**Request**
Output the records. Match them exactly.

====== Data lines ======

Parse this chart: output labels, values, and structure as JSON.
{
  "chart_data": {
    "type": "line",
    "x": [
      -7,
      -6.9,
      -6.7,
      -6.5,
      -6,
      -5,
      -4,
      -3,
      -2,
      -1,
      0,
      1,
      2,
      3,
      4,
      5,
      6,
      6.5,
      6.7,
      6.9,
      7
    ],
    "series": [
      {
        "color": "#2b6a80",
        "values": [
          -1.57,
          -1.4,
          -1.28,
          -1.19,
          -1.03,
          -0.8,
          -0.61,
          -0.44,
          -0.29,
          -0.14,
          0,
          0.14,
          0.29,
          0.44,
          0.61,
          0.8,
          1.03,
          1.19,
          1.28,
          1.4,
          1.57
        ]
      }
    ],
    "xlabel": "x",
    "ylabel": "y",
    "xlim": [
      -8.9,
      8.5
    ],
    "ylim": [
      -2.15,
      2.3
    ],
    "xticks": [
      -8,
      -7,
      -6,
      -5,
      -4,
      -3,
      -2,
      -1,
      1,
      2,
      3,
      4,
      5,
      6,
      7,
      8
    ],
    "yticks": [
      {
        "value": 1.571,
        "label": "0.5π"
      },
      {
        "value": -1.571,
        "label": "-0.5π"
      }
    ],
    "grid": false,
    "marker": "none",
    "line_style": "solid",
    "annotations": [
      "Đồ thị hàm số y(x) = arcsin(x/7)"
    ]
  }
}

======

**Response below**
Parse this chart: output labels, values, and structure as JSON.
{
  "chart_data": {
    "type": "line",
    "x": [
      -7,
      -6.9,
      -6.7,
      -6.5,
      -6,
      -5,
      -4,
      -3,
      -2,
      -1,
      0,
      1,
      2,
      3,
      4,
      5,
      6,
      6.5,
      6.7,
      6.9,
      7
    ],
    "series": [
      {
        "color": "#2b6a80",
        "values": [
          -1.57,
          -1.4,
          -1.28,
          -1.19,
          -1.03,
          -0.8,
          -0.61,
          -0.44,
          -0.29,
          -0.14,
          0,
          0.14,
          0.29,
          0.44,
          0.61,
          0.8,
          1.03,
          1.19,
          1.28,
          1.4,
          1.57
        ]
      }
    ],
    "xlabel": "x",
    "ylabel": "y",
    "xlim": [
      -8.9,
      8.5
    ],
    "ylim": [
      -2.15,
      2.3
    ],
    "xticks": [
      -8,
      -7,
      -6,
      -5,
      -4,
      -3,
      -2,
      -1,
      1,
      2,
      3,
      4,
      5,
      6,
      7,
      8
    ],
    "yticks": [
      {
        "value": 1.571,
        "label": "0.5π"
      },
      {
        "value": -1.571,
        "label": "-0.5π"
      }
    ],
    "grid": false,
    "marker": "none",
    "line_style": "solid",
    "annotations": [
      "Đồ thị hàm số y(x) = arcsin(x/7)"
    ]
  }
}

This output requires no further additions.